» REQUIRED TASK
Repeat everything in the material exactly.

※

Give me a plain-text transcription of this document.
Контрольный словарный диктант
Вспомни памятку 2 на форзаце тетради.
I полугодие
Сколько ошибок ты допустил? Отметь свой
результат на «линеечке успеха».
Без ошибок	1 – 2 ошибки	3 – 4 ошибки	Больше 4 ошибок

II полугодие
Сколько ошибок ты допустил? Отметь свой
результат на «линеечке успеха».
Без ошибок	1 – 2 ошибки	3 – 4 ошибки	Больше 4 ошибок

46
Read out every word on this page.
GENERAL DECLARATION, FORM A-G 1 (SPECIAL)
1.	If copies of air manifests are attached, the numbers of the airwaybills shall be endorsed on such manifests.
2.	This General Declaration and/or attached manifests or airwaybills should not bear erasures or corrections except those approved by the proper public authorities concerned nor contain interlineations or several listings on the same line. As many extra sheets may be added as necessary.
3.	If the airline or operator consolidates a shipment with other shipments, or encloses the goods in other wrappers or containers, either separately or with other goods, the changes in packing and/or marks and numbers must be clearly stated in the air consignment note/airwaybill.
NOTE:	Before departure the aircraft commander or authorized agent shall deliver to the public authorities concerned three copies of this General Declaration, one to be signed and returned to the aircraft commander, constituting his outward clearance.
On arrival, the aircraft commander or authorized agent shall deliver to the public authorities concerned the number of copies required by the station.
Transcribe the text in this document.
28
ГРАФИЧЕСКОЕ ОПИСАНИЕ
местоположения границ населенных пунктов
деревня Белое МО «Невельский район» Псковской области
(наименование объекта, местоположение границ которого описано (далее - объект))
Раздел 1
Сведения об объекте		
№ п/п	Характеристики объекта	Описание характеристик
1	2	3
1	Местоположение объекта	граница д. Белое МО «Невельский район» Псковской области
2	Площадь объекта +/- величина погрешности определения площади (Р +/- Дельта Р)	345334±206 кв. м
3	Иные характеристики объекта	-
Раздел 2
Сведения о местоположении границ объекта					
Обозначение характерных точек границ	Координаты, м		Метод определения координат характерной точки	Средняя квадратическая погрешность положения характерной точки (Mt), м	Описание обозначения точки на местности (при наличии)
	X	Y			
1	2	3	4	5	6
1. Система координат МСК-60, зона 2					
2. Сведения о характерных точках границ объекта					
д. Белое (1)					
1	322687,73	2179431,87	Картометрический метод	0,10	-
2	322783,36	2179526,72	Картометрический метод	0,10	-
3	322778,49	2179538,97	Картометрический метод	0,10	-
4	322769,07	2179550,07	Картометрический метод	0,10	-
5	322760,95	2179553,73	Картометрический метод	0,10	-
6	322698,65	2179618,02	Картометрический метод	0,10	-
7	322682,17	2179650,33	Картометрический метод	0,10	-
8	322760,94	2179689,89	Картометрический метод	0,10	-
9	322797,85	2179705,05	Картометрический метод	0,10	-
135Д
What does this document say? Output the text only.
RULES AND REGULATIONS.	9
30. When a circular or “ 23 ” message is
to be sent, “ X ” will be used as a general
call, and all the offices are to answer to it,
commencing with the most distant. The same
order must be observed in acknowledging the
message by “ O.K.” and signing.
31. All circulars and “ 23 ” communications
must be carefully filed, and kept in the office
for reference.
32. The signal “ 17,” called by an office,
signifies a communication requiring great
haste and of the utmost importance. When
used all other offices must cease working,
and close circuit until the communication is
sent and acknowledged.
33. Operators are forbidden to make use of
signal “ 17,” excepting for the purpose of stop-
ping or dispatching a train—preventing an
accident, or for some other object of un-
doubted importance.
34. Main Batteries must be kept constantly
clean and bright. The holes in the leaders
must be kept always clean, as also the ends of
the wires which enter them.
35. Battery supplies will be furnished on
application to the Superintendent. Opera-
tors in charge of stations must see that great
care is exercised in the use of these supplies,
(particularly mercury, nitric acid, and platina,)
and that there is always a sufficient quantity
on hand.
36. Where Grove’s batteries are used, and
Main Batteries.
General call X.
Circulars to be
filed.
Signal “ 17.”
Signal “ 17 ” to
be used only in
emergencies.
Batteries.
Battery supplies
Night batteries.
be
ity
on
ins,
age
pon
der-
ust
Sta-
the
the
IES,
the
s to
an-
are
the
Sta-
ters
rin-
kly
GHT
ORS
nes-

※

» RESPONSE TO THE EXERCISE
Give me a plain-text transcription of this document.
Контрольный словарный диктант
Вспомни памятку 2 на форзаце тетради.
I полугодие
Сколько ошибок ты допустил? Отметь свой
результат на «линеечке успеха».
Без ошибок	1 – 2 ошибки	3 – 4 ошибки	Больше 4 ошибок

II полугодие
Сколько ошибок ты допустил? Отметь свой
результат на «линеечке успеха».
Без ошибок	1 – 2 ошибки	3 – 4 ошибки	Больше 4 ошибок

46
Read out every word on this page.
GENERAL DECLARATION, FORM A-G 1 (SPECIAL)
1.	If copies of air manifests are attached, the numbers of the airwaybills shall be endorsed on such manifests.
2.	This General Declaration and/or attached manifests or airwaybills should not bear erasures or corrections except those approved by the proper public authorities concerned nor contain interlineations or several listings on the same line. As many extra sheets may be added as necessary.
3.	If the airline or operator consolidates a shipment with other shipments, or encloses the goods in other wrappers or containers, either separately or with other goods, the changes in packing and/or marks and numbers must be clearly stated in the air consignment note/airwaybill.
NOTE:	Before departure the aircraft commander or authorized agent shall deliver to the public authorities concerned three copies of this General Declaration, one to be signed and returned to the aircraft commander, constituting his outward clearance.
On arrival, the aircraft commander or authorized agent shall deliver to the public authorities concerned the number of copies required by the station.
Transcribe the text in this document.
28
ГРАФИЧЕСКОЕ ОПИСАНИЕ
местоположения границ населенных пунктов
деревня Белое МО «Невельский район» Псковской области
(наименование объекта, местоположение границ которого описано (далее - объект))
Раздел 1
Сведения об объекте		
№ п/п	Характеристики объекта	Описание характеристик
1	2	3
1	Местоположение объекта	граница д. Белое МО «Невельский район» Псковской области
2	Площадь объекта +/- величина погрешности определения площади (Р +/- Дельта Р)	345334±206 кв. м
3	Иные характеристики объекта	-
Раздел 2
Сведения о местоположении границ объекта					
Обозначение характерных точек границ	Координаты, м		Метод определения координат характерной точки	Средняя квадратическая погрешность положения характерной точки (Mt), м	Описание обозначения точки на местности (при наличии)
	X	Y			
1	2	3	4	5	6
1. Система координат МСК-60, зона 2					
2. Сведения о характерных точках границ объекта					
д. Белое (1)					
1	322687,73	2179431,87	Картометрический метод	0,10	-
2	322783,36	2179526,72	Картометрический метод	0,10	-
3	322778,49	2179538,97	Картометрический метод	0,10	-
4	322769,07	2179550,07	Картометрический метод	0,10	-
5	322760,95	2179553,73	Картометрический метод	0,10	-
6	322698,65	2179618,02	Картометрический метод	0,10	-
7	322682,17	2179650,33	Картометрический метод	0,10	-
8	322760,94	2179689,89	Картометрический метод	0,10	-
9	322797,85	2179705,05	Картометрический метод	0,10	-
135Д
What does this document say? Output the text only.
RULES AND REGULATIONS.	9
30. When a circular or “ 23 ” message is
to be sent, “ X ” will be used as a general
call, and all the offices are to answer to it,
commencing with the most distant. The same
order must be observed in acknowledging the
message by “ O.K.” and signing.
31. All circulars and “ 23 ” communications
must be carefully filed, and kept in the office
for reference.
32. The signal “ 17,” called by an office,
signifies a communication requiring great
haste and of the utmost importance. When
used all other offices must cease working,
and close circuit until the communication is
sent and acknowledged.
33. Operators are forbidden to make use of
signal “ 17,” excepting for the purpose of stop-
ping or dispatching a train—preventing an
accident, or for some other object of un-
doubted importance.
34. Main Batteries must be kept constantly
clean and bright. The holes in the leaders
must be kept always clean, as also the ends of
the wires which enter them.
35. Battery supplies will be furnished on
application to the Superintendent. Opera-
tors in charge of stations must see that great
care is exercised in the use of these supplies,
(particularly mercury, nitric acid, and platina,)
and that there is always a sufficient quantity
on hand.
36. Where Grove’s batteries are used, and
Main Batteries.
General call X.
Circulars to be
filed.
Signal “ 17.”
Signal “ 17 ” to
be used only in
emergencies.
Batteries.
Battery supplies
Night batteries.
be
ity
on
ins,
age
pon
der-
ust
Sta-
the
the
IES,
the
s to
an-
are
the
Sta-
ters
rin-
kly
GHT
ORS
nes-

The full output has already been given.